Data lines.
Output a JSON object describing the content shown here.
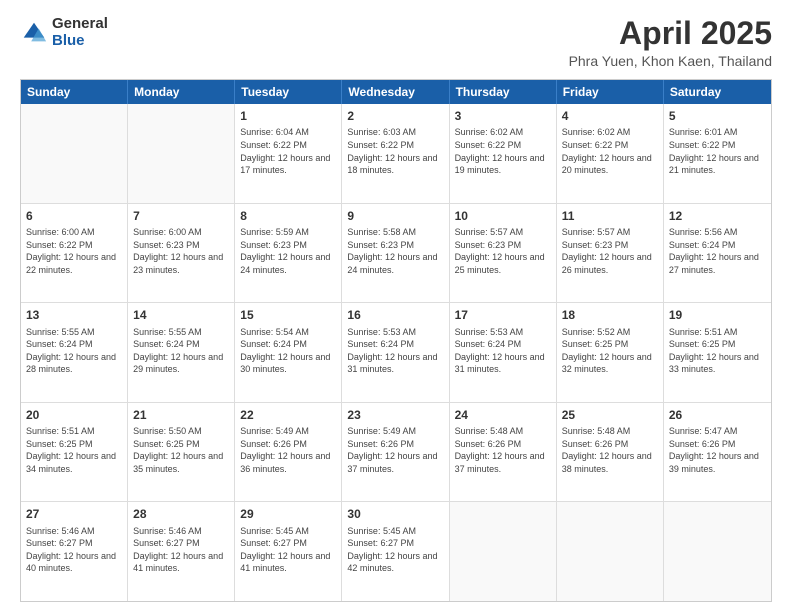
{
  "logo": {
    "general": "General",
    "blue": "Blue"
  },
  "title": {
    "main": "April 2025",
    "sub": "Phra Yuen, Khon Kaen, Thailand"
  },
  "header_days": [
    "Sunday",
    "Monday",
    "Tuesday",
    "Wednesday",
    "Thursday",
    "Friday",
    "Saturday"
  ],
  "rows": [
    [
      {
        "day": "",
        "info": ""
      },
      {
        "day": "",
        "info": ""
      },
      {
        "day": "1",
        "info": "Sunrise: 6:04 AM\nSunset: 6:22 PM\nDaylight: 12 hours and 17 minutes."
      },
      {
        "day": "2",
        "info": "Sunrise: 6:03 AM\nSunset: 6:22 PM\nDaylight: 12 hours and 18 minutes."
      },
      {
        "day": "3",
        "info": "Sunrise: 6:02 AM\nSunset: 6:22 PM\nDaylight: 12 hours and 19 minutes."
      },
      {
        "day": "4",
        "info": "Sunrise: 6:02 AM\nSunset: 6:22 PM\nDaylight: 12 hours and 20 minutes."
      },
      {
        "day": "5",
        "info": "Sunrise: 6:01 AM\nSunset: 6:22 PM\nDaylight: 12 hours and 21 minutes."
      }
    ],
    [
      {
        "day": "6",
        "info": "Sunrise: 6:00 AM\nSunset: 6:22 PM\nDaylight: 12 hours and 22 minutes."
      },
      {
        "day": "7",
        "info": "Sunrise: 6:00 AM\nSunset: 6:23 PM\nDaylight: 12 hours and 23 minutes."
      },
      {
        "day": "8",
        "info": "Sunrise: 5:59 AM\nSunset: 6:23 PM\nDaylight: 12 hours and 24 minutes."
      },
      {
        "day": "9",
        "info": "Sunrise: 5:58 AM\nSunset: 6:23 PM\nDaylight: 12 hours and 24 minutes."
      },
      {
        "day": "10",
        "info": "Sunrise: 5:57 AM\nSunset: 6:23 PM\nDaylight: 12 hours and 25 minutes."
      },
      {
        "day": "11",
        "info": "Sunrise: 5:57 AM\nSunset: 6:23 PM\nDaylight: 12 hours and 26 minutes."
      },
      {
        "day": "12",
        "info": "Sunrise: 5:56 AM\nSunset: 6:24 PM\nDaylight: 12 hours and 27 minutes."
      }
    ],
    [
      {
        "day": "13",
        "info": "Sunrise: 5:55 AM\nSunset: 6:24 PM\nDaylight: 12 hours and 28 minutes."
      },
      {
        "day": "14",
        "info": "Sunrise: 5:55 AM\nSunset: 6:24 PM\nDaylight: 12 hours and 29 minutes."
      },
      {
        "day": "15",
        "info": "Sunrise: 5:54 AM\nSunset: 6:24 PM\nDaylight: 12 hours and 30 minutes."
      },
      {
        "day": "16",
        "info": "Sunrise: 5:53 AM\nSunset: 6:24 PM\nDaylight: 12 hours and 31 minutes."
      },
      {
        "day": "17",
        "info": "Sunrise: 5:53 AM\nSunset: 6:24 PM\nDaylight: 12 hours and 31 minutes."
      },
      {
        "day": "18",
        "info": "Sunrise: 5:52 AM\nSunset: 6:25 PM\nDaylight: 12 hours and 32 minutes."
      },
      {
        "day": "19",
        "info": "Sunrise: 5:51 AM\nSunset: 6:25 PM\nDaylight: 12 hours and 33 minutes."
      }
    ],
    [
      {
        "day": "20",
        "info": "Sunrise: 5:51 AM\nSunset: 6:25 PM\nDaylight: 12 hours and 34 minutes."
      },
      {
        "day": "21",
        "info": "Sunrise: 5:50 AM\nSunset: 6:25 PM\nDaylight: 12 hours and 35 minutes."
      },
      {
        "day": "22",
        "info": "Sunrise: 5:49 AM\nSunset: 6:26 PM\nDaylight: 12 hours and 36 minutes."
      },
      {
        "day": "23",
        "info": "Sunrise: 5:49 AM\nSunset: 6:26 PM\nDaylight: 12 hours and 37 minutes."
      },
      {
        "day": "24",
        "info": "Sunrise: 5:48 AM\nSunset: 6:26 PM\nDaylight: 12 hours and 37 minutes."
      },
      {
        "day": "25",
        "info": "Sunrise: 5:48 AM\nSunset: 6:26 PM\nDaylight: 12 hours and 38 minutes."
      },
      {
        "day": "26",
        "info": "Sunrise: 5:47 AM\nSunset: 6:26 PM\nDaylight: 12 hours and 39 minutes."
      }
    ],
    [
      {
        "day": "27",
        "info": "Sunrise: 5:46 AM\nSunset: 6:27 PM\nDaylight: 12 hours and 40 minutes."
      },
      {
        "day": "28",
        "info": "Sunrise: 5:46 AM\nSunset: 6:27 PM\nDaylight: 12 hours and 41 minutes."
      },
      {
        "day": "29",
        "info": "Sunrise: 5:45 AM\nSunset: 6:27 PM\nDaylight: 12 hours and 41 minutes."
      },
      {
        "day": "30",
        "info": "Sunrise: 5:45 AM\nSunset: 6:27 PM\nDaylight: 12 hours and 42 minutes."
      },
      {
        "day": "",
        "info": ""
      },
      {
        "day": "",
        "info": ""
      },
      {
        "day": "",
        "info": ""
      }
    ]
  ]
}
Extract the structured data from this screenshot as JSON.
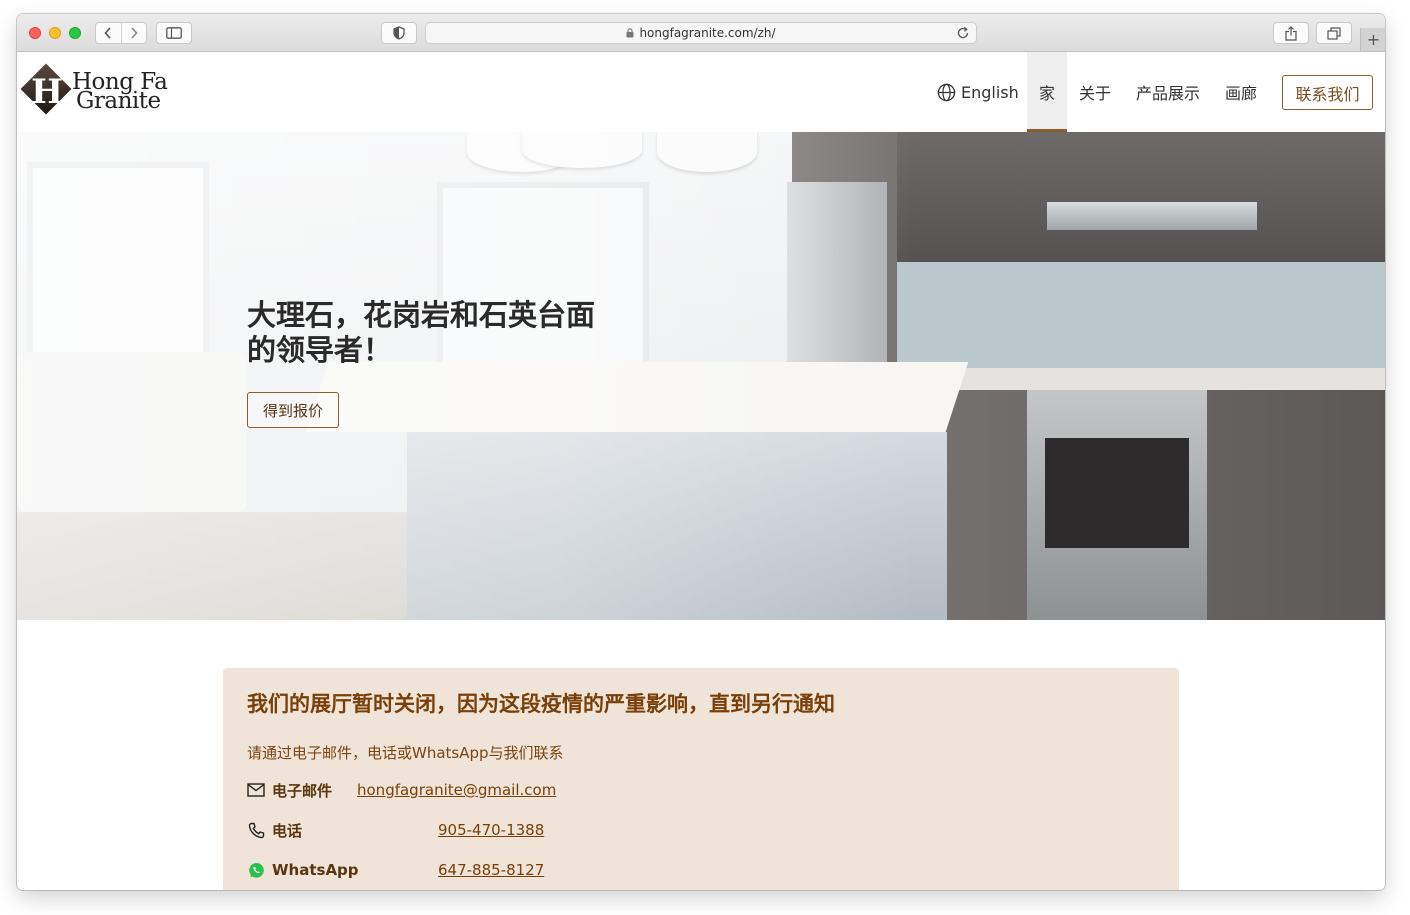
{
  "browser": {
    "url": "hongfagranite.com/zh/",
    "new_tab_label": "+"
  },
  "logo": {
    "mark": "H",
    "line1": "Hong Fa",
    "line2": "Granite"
  },
  "nav": {
    "language": "English",
    "home": "家",
    "about": "关于",
    "products": "产品展示",
    "gallery": "画廊",
    "contact": "联系我们"
  },
  "hero": {
    "title_line1": "大理石，花岗岩和石英台面",
    "title_line2": "的领导者！",
    "cta": "得到报价"
  },
  "notice": {
    "title": "我们的展厅暂时关闭，因为这段疫情的严重影响，直到另行通知",
    "subtitle": "请通过电子邮件，电话或WhatsApp与我们联系",
    "contacts": [
      {
        "label": "电子邮件",
        "value": "hongfagranite@gmail.com"
      },
      {
        "label": "电话",
        "value": "905-470-1388"
      },
      {
        "label": "WhatsApp",
        "value": "647-885-8127"
      }
    ]
  },
  "colors": {
    "accent": "#8a5d2f",
    "notice_bg": "#efe4d7",
    "notice_title": "#7a3f08"
  }
}
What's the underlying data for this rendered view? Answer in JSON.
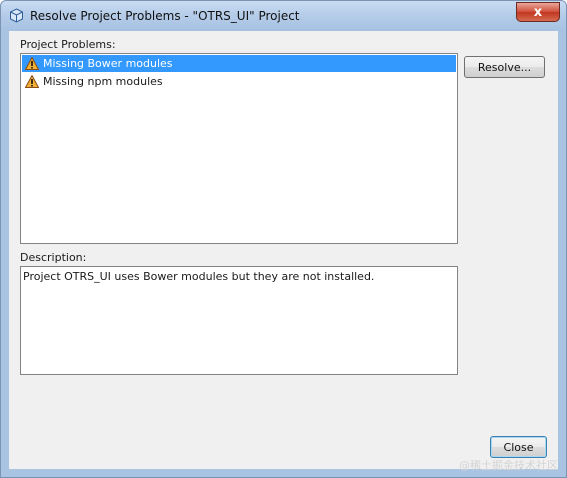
{
  "window": {
    "title": "Resolve Project Problems - \"OTRS_UI\" Project",
    "close_glyph": "x"
  },
  "problems": {
    "label": "Project Problems:",
    "items": [
      {
        "label": "Missing Bower modules",
        "icon": "warning-icon",
        "selected": true
      },
      {
        "label": "Missing npm modules",
        "icon": "warning-icon",
        "selected": false
      }
    ],
    "resolve_label": "Resolve..."
  },
  "description": {
    "label": "Description:",
    "text": "Project OTRS_UI uses Bower modules but they are not installed."
  },
  "footer": {
    "close_label": "Close",
    "watermark": "@稀土掘金技术社区"
  },
  "colors": {
    "selection": "#3399ff",
    "titlebar": "#b6cde9"
  }
}
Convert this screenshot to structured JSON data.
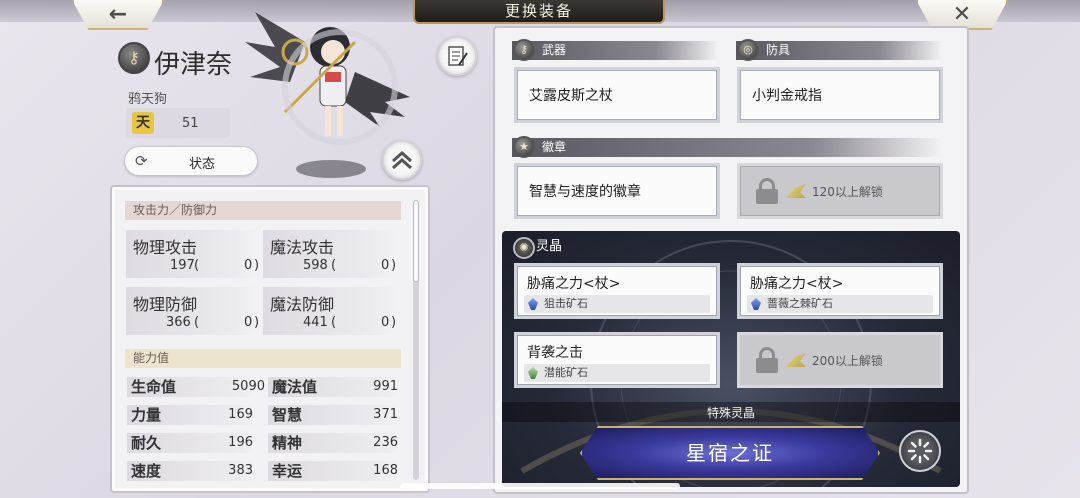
{
  "header": {
    "title": "更换装备",
    "back_icon": "←",
    "close_icon": "✕"
  },
  "character": {
    "name": "伊津奈",
    "name_icon": "key-icon",
    "subtitle": "鸦天狗",
    "rank_badge": "天",
    "level": "51",
    "status_label": "状态",
    "status_icon": "⟳"
  },
  "stats": {
    "attack_defense_header": "攻击力／防御力",
    "cards": [
      {
        "label": "物理攻击",
        "value": "197",
        "bonus": "0"
      },
      {
        "label": "魔法攻击",
        "value": "598",
        "bonus": "0"
      },
      {
        "label": "物理防御",
        "value": "366",
        "bonus": "0"
      },
      {
        "label": "魔法防御",
        "value": "441",
        "bonus": "0"
      }
    ],
    "ability_header": "能力值",
    "abilities": [
      {
        "label": "生命值",
        "value": "5090"
      },
      {
        "label": "魔法值",
        "value": "991"
      },
      {
        "label": "力量",
        "value": "169"
      },
      {
        "label": "智慧",
        "value": "371"
      },
      {
        "label": "耐久",
        "value": "196"
      },
      {
        "label": "精神",
        "value": "236"
      },
      {
        "label": "速度",
        "value": "383"
      },
      {
        "label": "幸运",
        "value": "168"
      }
    ]
  },
  "equipment": {
    "weapon_label": "武器",
    "weapon_item": "艾露皮斯之杖",
    "armor_label": "防具",
    "armor_item": "小判金戒指",
    "emblem_label": "徽章",
    "emblem_item": "智慧与速度的徽章",
    "emblem_locked_text": "120以上解锁"
  },
  "crystals": {
    "label": "灵晶",
    "slots": [
      {
        "name": "胁痛之力<杖>",
        "ore": "狙击矿石"
      },
      {
        "name": "胁痛之力<杖>",
        "ore": "蔷薇之棘矿石"
      },
      {
        "name": "背袭之击",
        "ore": "潜能矿石"
      }
    ],
    "locked_text": "200以上解锁",
    "special_label": "特殊灵晶",
    "special_button": "星宿之证"
  }
}
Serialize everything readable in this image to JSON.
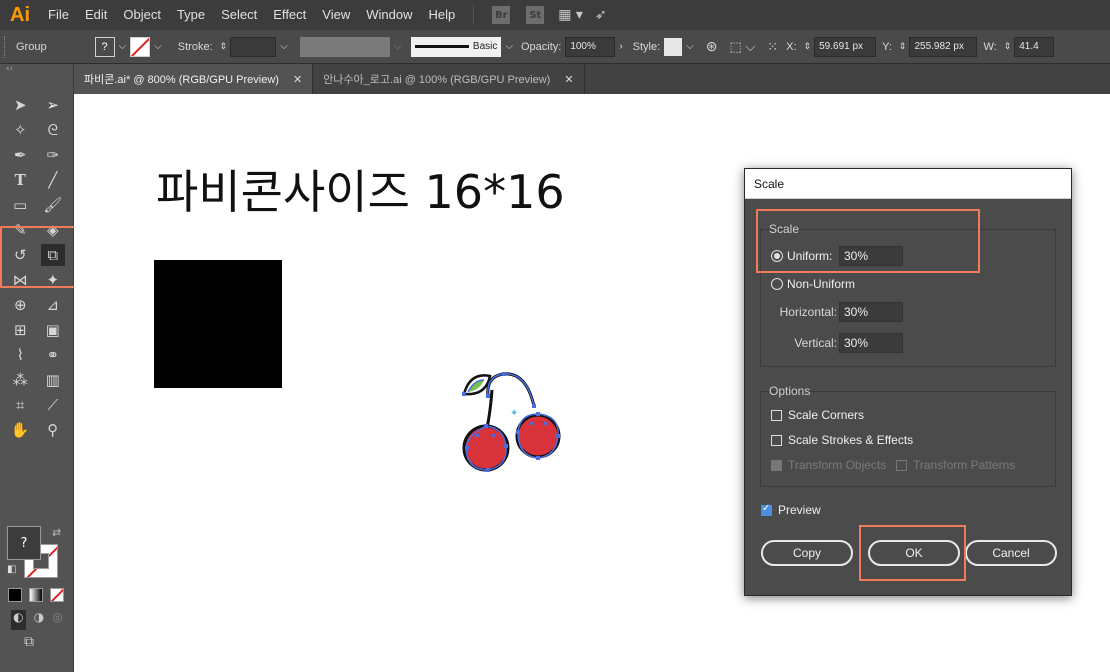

Exercise prompt.
Locate the lines above that contain "structured" and copy them.

Task output.
Extract the structured data from this screenshot as JSON.
Convert this screenshot to structured JSON data.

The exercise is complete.